REQUIREMENT = Convert these records into a JSON list of strings with one string per line, omitting blank lines.

Rows from a dataset:
· · ·
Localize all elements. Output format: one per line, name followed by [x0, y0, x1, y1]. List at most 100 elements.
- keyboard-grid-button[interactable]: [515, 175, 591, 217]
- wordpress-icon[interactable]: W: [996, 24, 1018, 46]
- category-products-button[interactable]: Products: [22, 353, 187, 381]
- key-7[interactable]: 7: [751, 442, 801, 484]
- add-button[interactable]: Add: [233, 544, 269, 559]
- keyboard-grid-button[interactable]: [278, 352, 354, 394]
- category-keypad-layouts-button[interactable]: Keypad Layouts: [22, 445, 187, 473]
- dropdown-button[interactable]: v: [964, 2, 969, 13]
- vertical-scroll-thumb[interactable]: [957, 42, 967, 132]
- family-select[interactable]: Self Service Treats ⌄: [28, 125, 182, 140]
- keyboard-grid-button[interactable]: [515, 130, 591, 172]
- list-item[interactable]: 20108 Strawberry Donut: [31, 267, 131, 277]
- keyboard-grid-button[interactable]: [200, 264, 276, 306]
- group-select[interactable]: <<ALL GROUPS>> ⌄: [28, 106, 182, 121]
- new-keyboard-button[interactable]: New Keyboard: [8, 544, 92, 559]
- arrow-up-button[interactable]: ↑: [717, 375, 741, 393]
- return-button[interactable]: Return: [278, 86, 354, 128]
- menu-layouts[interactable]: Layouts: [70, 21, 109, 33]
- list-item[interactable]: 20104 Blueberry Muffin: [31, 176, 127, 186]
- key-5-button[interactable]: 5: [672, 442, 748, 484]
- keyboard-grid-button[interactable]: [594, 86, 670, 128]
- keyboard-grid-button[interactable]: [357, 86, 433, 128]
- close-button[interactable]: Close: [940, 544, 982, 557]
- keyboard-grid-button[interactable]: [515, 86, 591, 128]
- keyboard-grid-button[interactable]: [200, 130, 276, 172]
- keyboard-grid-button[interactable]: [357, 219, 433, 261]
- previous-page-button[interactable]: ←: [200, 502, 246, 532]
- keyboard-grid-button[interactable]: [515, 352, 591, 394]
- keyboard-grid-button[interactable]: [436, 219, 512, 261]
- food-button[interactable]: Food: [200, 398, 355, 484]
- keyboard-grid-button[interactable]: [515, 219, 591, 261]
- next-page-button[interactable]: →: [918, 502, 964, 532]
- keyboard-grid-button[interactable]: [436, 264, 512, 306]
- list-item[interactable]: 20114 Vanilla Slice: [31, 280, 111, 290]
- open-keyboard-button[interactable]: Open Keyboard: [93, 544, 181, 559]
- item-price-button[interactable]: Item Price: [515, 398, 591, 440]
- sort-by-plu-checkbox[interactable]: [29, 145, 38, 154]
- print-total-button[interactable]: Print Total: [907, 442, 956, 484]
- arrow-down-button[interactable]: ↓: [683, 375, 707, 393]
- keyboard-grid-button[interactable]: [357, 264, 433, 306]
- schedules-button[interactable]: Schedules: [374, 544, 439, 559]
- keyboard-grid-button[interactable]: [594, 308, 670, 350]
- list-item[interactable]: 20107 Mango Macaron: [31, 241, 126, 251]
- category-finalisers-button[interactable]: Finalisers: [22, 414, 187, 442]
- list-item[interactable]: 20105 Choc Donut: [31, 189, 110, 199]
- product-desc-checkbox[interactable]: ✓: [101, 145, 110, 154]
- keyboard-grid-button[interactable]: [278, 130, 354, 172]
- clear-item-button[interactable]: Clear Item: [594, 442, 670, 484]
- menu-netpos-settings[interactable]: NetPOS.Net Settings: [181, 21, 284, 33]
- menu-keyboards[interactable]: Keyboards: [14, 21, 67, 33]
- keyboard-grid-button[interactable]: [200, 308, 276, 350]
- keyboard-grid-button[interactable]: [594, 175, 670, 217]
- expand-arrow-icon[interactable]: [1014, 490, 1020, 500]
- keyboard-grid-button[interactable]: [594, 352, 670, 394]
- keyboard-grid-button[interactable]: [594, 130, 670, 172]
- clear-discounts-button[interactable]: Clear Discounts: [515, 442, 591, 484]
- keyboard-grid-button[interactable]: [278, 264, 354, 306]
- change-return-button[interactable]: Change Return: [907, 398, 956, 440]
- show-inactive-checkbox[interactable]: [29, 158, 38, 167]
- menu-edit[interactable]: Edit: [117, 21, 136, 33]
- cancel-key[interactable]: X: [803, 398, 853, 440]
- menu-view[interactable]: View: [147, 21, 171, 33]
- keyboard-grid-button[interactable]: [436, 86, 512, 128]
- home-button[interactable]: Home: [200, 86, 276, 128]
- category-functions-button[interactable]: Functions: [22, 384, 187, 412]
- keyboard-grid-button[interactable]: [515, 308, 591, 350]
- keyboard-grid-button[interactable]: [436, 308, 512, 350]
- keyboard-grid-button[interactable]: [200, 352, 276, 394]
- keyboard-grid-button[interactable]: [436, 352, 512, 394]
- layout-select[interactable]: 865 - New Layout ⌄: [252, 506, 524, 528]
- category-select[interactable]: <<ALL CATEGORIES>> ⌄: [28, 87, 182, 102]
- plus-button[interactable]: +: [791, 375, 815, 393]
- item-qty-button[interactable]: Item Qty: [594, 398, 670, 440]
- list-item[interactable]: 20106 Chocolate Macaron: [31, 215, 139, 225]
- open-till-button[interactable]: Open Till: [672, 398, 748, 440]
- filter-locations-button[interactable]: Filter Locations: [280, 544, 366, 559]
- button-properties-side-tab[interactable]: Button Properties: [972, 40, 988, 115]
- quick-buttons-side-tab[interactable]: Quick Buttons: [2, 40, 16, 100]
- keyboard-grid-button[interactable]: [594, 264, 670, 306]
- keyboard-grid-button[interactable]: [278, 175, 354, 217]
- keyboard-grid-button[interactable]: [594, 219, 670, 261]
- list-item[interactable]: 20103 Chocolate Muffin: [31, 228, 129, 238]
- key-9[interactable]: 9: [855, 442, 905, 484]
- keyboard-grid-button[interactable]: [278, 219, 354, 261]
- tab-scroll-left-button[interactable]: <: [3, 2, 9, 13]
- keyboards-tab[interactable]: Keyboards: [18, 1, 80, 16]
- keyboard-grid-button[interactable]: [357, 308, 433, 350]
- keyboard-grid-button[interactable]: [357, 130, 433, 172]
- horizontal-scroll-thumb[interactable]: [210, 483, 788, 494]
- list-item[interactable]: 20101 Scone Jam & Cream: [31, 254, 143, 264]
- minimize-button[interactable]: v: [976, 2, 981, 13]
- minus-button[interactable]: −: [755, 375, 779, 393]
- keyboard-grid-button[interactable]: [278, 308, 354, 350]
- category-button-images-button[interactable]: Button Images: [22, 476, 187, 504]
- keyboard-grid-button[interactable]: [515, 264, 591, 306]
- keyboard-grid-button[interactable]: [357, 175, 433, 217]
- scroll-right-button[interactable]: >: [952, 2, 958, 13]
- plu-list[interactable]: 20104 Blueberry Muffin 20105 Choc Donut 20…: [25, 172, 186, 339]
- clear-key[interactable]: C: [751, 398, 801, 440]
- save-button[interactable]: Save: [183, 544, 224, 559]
· · ·
FULL ANSWER =
[
  "Localize all elements. Output format: one per line, name followed by [x0, y0, x1, y1]. List at most 100 elements.",
  "- keyboard-grid-button[interactable]: [515, 175, 591, 217]",
  "- wordpress-icon[interactable]: W: [996, 24, 1018, 46]",
  "- category-products-button[interactable]: Products: [22, 353, 187, 381]",
  "- key-7[interactable]: 7: [751, 442, 801, 484]",
  "- add-button[interactable]: Add: [233, 544, 269, 559]",
  "- keyboard-grid-button[interactable]: [278, 352, 354, 394]",
  "- category-keypad-layouts-button[interactable]: Keypad Layouts: [22, 445, 187, 473]",
  "- dropdown-button[interactable]: v: [964, 2, 969, 13]",
  "- vertical-scroll-thumb[interactable]: [957, 42, 967, 132]",
  "- family-select[interactable]: Self Service Treats ⌄: [28, 125, 182, 140]",
  "- keyboard-grid-button[interactable]: [515, 130, 591, 172]",
  "- list-item[interactable]: 20108 Strawberry Donut: [31, 267, 131, 277]",
  "- keyboard-grid-button[interactable]: [200, 264, 276, 306]",
  "- group-select[interactable]: <<ALL GROUPS>> ⌄: [28, 106, 182, 121]",
  "- new-keyboard-button[interactable]: New Keyboard: [8, 544, 92, 559]",
  "- arrow-up-button[interactable]: ↑: [717, 375, 741, 393]",
  "- return-button[interactable]: Return: [278, 86, 354, 128]",
  "- menu-layouts[interactable]: Layouts: [70, 21, 109, 33]",
  "- list-item[interactable]: 20104 Blueberry Muffin: [31, 176, 127, 186]",
  "- key-5-button[interactable]: 5: [672, 442, 748, 484]",
  "- keyboard-grid-button[interactable]: [594, 86, 670, 128]",
  "- keyboard-grid-button[interactable]: [357, 86, 433, 128]",
  "- close-button[interactable]: Close: [940, 544, 982, 557]",
  "- keyboard-grid-button[interactable]: [515, 86, 591, 128]",
  "- keyboard-grid-button[interactable]: [200, 130, 276, 172]",
  "- keyboard-grid-button[interactable]: [357, 219, 433, 261]",
  "- previous-page-button[interactable]: ←: [200, 502, 246, 532]",
  "- keyboard-grid-button[interactable]: [515, 352, 591, 394]",
  "- keyboard-grid-button[interactable]: [436, 219, 512, 261]",
  "- food-button[interactable]: Food: [200, 398, 355, 484]",
  "- keyboard-grid-button[interactable]: [515, 219, 591, 261]",
  "- next-page-button[interactable]: →: [918, 502, 964, 532]",
  "- keyboard-grid-button[interactable]: [436, 264, 512, 306]",
  "- list-item[interactable]: 20114 Vanilla Slice: [31, 280, 111, 290]",
  "- open-keyboard-button[interactable]: Open Keyboard: [93, 544, 181, 559]",
  "- item-price-button[interactable]: Item Price: [515, 398, 591, 440]",
  "- sort-by-plu-checkbox[interactable]: [29, 145, 38, 154]",
  "- print-total-button[interactable]: Print Total: [907, 442, 956, 484]",
  "- arrow-down-button[interactable]: ↓: [683, 375, 707, 393]",
  "- keyboard-grid-button[interactable]: [357, 264, 433, 306]",
  "- schedules-button[interactable]: Schedules: [374, 544, 439, 559]",
  "- keyboard-grid-button[interactable]: [594, 308, 670, 350]",
  "- list-item[interactable]: 20107 Mango Macaron: [31, 241, 126, 251]",
  "- category-finalisers-button[interactable]: Finalisers: [22, 414, 187, 442]",
  "- list-item[interactable]: 20105 Choc Donut: [31, 189, 110, 199]",
  "- product-desc-checkbox[interactable]: ✓: [101, 145, 110, 154]",
  "- keyboard-grid-button[interactable]: [278, 130, 354, 172]",
  "- clear-item-button[interactable]: Clear Item: [594, 442, 670, 484]",
  "- menu-netpos-settings[interactable]: NetPOS.Net Settings: [181, 21, 284, 33]",
  "- menu-keyboards[interactable]: Keyboards: [14, 21, 67, 33]",
  "- keyboard-grid-button[interactable]: [200, 308, 276, 350]",
  "- keyboard-grid-button[interactable]: [594, 175, 670, 217]",
  "- expand-arrow-icon[interactable]: [1014, 490, 1020, 500]",
  "- keyboard-grid-button[interactable]: [594, 352, 670, 394]",
  "- keyboard-grid-button[interactable]: [594, 130, 670, 172]",
  "- clear-discounts-button[interactable]: Clear Discounts: [515, 442, 591, 484]",
  "- keyboard-grid-button[interactable]: [278, 264, 354, 306]",
  "- change-return-button[interactable]: Change Return: [907, 398, 956, 440]",
  "- show-inactive-checkbox[interactable]: [29, 158, 38, 167]",
  "- menu-edit[interactable]: Edit: [117, 21, 136, 33]",
  "- cancel-key[interactable]: X: [803, 398, 853, 440]",
  "- menu-view[interactable]: View: [147, 21, 171, 33]",
  "- keyboard-grid-button[interactable]: [436, 86, 512, 128]",
  "- home-button[interactable]: Home: [200, 86, 276, 128]",
  "- category-functions-button[interactable]: Functions: [22, 384, 187, 412]",
  "- keyboard-grid-button[interactable]: [515, 308, 591, 350]",
  "- keyboard-grid-button[interactable]: [436, 308, 512, 350]",
  "- keyboard-grid-button[interactable]: [200, 352, 276, 394]",
  "- keyboard-grid-button[interactable]: [436, 352, 512, 394]",
  "- layout-select[interactable]: 865 - New Layout ⌄: [252, 506, 524, 528]",
  "- category-select[interactable]: <<ALL CATEGORIES>> ⌄: [28, 87, 182, 102]",
  "- plus-button[interactable]: +: [791, 375, 815, 393]",
  "- item-qty-button[interactable]: Item Qty: [594, 398, 670, 440]",
  "- list-item[interactable]: 20106 Chocolate Macaron: [31, 215, 139, 225]",
  "- open-till-button[interactable]: Open Till: [672, 398, 748, 440]",
  "- filter-locations-button[interactable]: Filter Locations: [280, 544, 366, 559]",
  "- button-properties-side-tab[interactable]: Button Properties: [972, 40, 988, 115]",
  "- quick-buttons-side-tab[interactable]: Quick Buttons: [2, 40, 16, 100]",
  "- keyboard-grid-button[interactable]: [594, 264, 670, 306]",
  "- keyboard-grid-button[interactable]: [278, 175, 354, 217]",
  "- keyboard-grid-button[interactable]: [594, 219, 670, 261]",
  "- list-item[interactable]: 20103 Chocolate Muffin: [31, 228, 129, 238]",
  "- key-9[interactable]: 9: [855, 442, 905, 484]",
  "- keyboard-grid-button[interactable]: [278, 219, 354, 261]",
  "- tab-scroll-left-button[interactable]: <: [3, 2, 9, 13]",
  "- keyboards-tab[interactable]: Keyboards: [18, 1, 80, 16]",
  "- keyboard-grid-button[interactable]: [357, 308, 433, 350]",
  "- keyboard-grid-button[interactable]: [357, 130, 433, 172]",
  "- horizontal-scroll-thumb[interactable]: [210, 483, 788, 494]",
  "- list-item[interactable]: 20101 Scone Jam & Cream: [31, 254, 143, 264]",
  "- minimize-button[interactable]: v: [976, 2, 981, 13]",
  "- minus-button[interactable]: −: [755, 375, 779, 393]",
  "- keyboard-grid-button[interactable]: [278, 308, 354, 350]",
  "- category-button-images-button[interactable]: Button Images: [22, 476, 187, 504]",
  "- keyboard-grid-button[interactable]: [515, 264, 591, 306]",
  "- keyboard-grid-button[interactable]: [357, 175, 433, 217]",
  "- scroll-right-button[interactable]: >: [952, 2, 958, 13]",
  "- plu-list[interactable]: 20104 Blueberry Muffin 20105 Choc Donut 20…: [25, 172, 186, 339]",
  "- clear-key[interactable]: C: [751, 398, 801, 440]",
  "- save-button[interactable]: Save: [183, 544, 224, 559]"
]